Write out the full listing again, exactly as it stands.

Data extract »
* begin *

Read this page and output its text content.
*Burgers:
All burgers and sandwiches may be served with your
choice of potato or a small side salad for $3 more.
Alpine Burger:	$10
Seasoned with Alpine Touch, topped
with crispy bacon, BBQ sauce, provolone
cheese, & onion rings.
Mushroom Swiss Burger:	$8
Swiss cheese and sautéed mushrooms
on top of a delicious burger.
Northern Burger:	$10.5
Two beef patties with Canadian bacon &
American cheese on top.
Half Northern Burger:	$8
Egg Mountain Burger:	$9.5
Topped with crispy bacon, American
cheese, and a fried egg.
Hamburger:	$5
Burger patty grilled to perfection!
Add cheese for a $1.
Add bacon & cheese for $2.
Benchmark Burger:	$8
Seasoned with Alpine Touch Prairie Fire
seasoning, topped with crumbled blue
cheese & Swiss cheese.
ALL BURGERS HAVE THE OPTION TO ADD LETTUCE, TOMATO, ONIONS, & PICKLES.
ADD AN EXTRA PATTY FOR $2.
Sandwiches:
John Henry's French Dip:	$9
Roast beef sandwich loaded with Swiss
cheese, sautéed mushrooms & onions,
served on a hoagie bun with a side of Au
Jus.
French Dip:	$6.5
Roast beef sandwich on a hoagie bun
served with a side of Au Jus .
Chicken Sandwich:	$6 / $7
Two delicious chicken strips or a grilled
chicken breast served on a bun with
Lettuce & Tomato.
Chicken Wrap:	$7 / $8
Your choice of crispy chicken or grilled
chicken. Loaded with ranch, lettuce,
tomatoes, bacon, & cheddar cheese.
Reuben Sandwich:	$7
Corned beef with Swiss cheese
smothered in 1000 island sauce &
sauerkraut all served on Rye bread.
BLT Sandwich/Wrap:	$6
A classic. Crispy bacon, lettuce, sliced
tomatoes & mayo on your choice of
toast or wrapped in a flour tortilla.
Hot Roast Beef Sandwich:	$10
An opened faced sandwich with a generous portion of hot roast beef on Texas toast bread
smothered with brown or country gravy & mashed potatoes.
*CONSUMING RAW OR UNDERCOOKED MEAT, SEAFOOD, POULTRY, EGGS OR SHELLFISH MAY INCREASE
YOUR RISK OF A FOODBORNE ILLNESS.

* end *

Exercise answer »
Read this page and output its text content.
*Burgers:
All burgers and sandwiches may be served with your
choice of potato or a small side salad for $3 more.
Alpine Burger:	$10
Seasoned with Alpine Touch, topped
with crispy bacon, BBQ sauce, provolone
cheese, & onion rings.
Mushroom Swiss Burger:	$8
Swiss cheese and sautéed mushrooms
on top of a delicious burger.
Northern Burger:	$10.5
Two beef patties with Canadian bacon &
American cheese on top.
Half Northern Burger:	$8
Egg Mountain Burger:	$9.5
Topped with crispy bacon, American
cheese, and a fried egg.
Hamburger:	$5
Burger patty grilled to perfection!
Add cheese for a $1.
Add bacon & cheese for $2.
Benchmark Burger:	$8
Seasoned with Alpine Touch Prairie Fire
seasoning, topped with crumbled blue
cheese & Swiss cheese.
ALL BURGERS HAVE THE OPTION TO ADD LETTUCE, TOMATO, ONIONS, & PICKLES.
ADD AN EXTRA PATTY FOR $2.
Sandwiches:
John Henry's French Dip:	$9
Roast beef sandwich loaded with Swiss
cheese, sautéed mushrooms & onions,
served on a hoagie bun with a side of Au
Jus.
French Dip:	$6.5
Roast beef sandwich on a hoagie bun
served with a side of Au Jus .
Chicken Sandwich:	$6 / $7
Two delicious chicken strips or a grilled
chicken breast served on a bun with
Lettuce & Tomato.
Chicken Wrap:	$7 / $8
Your choice of crispy chicken or grilled
chicken. Loaded with ranch, lettuce,
tomatoes, bacon, & cheddar cheese.
Reuben Sandwich:	$7
Corned beef with Swiss cheese
smothered in 1000 island sauce &
sauerkraut all served on Rye bread.
BLT Sandwich/Wrap:	$6
A classic. Crispy bacon, lettuce, sliced
tomatoes & mayo on your choice of
toast or wrapped in a flour tortilla.
Hot Roast Beef Sandwich:	$10
An opened faced sandwich with a generous portion of hot roast beef on Texas toast bread
smothered with brown or country gravy & mashed potatoes.
*CONSUMING RAW OR UNDERCOOKED MEAT, SEAFOOD, POULTRY, EGGS OR SHELLFISH MAY INCREASE
YOUR RISK OF A FOODBORNE ILLNESS.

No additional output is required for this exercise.